▽

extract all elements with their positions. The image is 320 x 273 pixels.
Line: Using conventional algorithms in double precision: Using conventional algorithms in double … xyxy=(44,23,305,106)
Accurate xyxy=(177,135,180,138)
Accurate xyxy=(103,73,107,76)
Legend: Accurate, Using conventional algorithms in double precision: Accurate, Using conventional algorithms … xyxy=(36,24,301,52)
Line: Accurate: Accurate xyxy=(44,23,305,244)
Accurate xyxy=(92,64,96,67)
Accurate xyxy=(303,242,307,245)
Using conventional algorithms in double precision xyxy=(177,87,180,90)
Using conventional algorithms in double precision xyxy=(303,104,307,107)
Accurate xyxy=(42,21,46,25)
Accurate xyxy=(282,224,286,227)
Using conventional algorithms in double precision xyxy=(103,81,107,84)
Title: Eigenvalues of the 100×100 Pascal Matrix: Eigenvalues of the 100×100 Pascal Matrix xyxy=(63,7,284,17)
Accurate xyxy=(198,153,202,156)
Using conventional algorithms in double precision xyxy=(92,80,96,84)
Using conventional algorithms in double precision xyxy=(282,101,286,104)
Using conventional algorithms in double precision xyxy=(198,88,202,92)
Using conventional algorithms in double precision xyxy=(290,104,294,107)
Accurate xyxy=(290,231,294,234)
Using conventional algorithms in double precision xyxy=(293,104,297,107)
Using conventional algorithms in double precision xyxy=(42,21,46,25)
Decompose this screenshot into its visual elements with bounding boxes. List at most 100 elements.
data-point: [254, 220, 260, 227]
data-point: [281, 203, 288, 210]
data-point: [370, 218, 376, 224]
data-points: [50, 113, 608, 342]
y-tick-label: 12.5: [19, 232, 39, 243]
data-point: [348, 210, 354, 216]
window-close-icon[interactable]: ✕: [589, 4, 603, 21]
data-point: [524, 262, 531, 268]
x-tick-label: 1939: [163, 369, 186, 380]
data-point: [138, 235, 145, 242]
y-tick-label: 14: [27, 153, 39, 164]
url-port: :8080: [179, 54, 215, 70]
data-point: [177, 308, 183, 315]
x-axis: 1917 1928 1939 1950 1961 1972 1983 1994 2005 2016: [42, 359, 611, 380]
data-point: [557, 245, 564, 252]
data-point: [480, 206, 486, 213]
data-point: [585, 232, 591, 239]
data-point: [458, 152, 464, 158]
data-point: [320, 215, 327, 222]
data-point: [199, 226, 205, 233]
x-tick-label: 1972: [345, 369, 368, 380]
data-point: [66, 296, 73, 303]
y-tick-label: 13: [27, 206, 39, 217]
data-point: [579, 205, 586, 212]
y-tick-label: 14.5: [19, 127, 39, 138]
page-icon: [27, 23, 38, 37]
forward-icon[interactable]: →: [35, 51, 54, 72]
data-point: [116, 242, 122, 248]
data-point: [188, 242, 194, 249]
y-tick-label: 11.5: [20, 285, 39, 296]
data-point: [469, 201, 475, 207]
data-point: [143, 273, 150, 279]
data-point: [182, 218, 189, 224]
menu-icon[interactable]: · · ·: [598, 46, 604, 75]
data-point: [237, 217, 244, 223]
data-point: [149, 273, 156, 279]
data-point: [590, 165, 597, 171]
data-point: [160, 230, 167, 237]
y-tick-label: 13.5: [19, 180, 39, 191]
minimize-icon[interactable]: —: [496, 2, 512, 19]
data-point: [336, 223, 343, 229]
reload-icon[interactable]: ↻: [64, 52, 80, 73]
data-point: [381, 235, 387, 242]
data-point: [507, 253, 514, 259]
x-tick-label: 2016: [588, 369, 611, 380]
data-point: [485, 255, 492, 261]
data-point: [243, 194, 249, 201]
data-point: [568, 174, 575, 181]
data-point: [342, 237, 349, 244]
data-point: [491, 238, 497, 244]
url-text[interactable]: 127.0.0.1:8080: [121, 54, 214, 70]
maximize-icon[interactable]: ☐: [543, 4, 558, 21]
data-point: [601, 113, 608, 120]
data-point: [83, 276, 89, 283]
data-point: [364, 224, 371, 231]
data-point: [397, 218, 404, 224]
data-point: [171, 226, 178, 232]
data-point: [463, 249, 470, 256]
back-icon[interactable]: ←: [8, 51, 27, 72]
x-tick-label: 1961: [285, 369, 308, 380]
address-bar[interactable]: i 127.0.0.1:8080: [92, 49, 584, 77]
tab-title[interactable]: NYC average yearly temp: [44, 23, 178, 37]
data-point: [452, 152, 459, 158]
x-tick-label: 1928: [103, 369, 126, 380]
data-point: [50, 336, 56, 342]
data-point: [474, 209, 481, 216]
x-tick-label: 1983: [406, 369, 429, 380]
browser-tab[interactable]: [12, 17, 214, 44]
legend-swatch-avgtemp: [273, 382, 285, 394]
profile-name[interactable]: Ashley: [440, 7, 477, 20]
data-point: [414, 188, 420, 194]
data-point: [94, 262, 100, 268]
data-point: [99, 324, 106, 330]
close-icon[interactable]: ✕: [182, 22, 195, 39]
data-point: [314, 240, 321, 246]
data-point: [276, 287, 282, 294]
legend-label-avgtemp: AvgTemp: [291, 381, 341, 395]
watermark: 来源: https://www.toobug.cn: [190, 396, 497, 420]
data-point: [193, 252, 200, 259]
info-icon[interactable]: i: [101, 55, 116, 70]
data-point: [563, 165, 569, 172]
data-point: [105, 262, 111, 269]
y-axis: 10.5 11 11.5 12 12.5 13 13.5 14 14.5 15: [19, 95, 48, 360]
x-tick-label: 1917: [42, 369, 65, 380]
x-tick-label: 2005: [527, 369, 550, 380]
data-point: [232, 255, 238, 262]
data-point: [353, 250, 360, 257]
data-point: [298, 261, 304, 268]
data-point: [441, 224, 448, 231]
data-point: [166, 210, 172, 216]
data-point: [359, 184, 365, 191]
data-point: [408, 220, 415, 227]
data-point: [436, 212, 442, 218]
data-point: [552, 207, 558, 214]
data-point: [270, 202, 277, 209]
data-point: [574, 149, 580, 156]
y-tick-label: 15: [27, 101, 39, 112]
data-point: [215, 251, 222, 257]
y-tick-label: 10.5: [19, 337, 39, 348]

△

> **Problem**: List every line of the records that contains the word "conventional", copying each one in full. Only matches with the same capitalization count.

> **Output**:
Line: Using conventional algorithms in double precision: Using conventional algorithms in double … xyxy=(44,23,305,106)
Legend: Accurate, Using conventional algorithms in double precision: Accurate, Using conventional algorithms … xyxy=(36,24,301,52)
Using conventional algorithms in double precision xyxy=(177,87,180,90)
Using conventional algorithms in double precision xyxy=(303,104,307,107)
Using conventional algorithms in double precision xyxy=(103,81,107,84)
Using conventional algorithms in double precision xyxy=(92,80,96,84)
Using conventional algorithms in double precision xyxy=(282,101,286,104)
Using conventional algorithms in double precision xyxy=(198,88,202,92)
Using conventional algorithms in double precision xyxy=(290,104,294,107)
Using conventional algorithms in double precision xyxy=(293,104,297,107)
Using conventional algorithms in double precision xyxy=(42,21,46,25)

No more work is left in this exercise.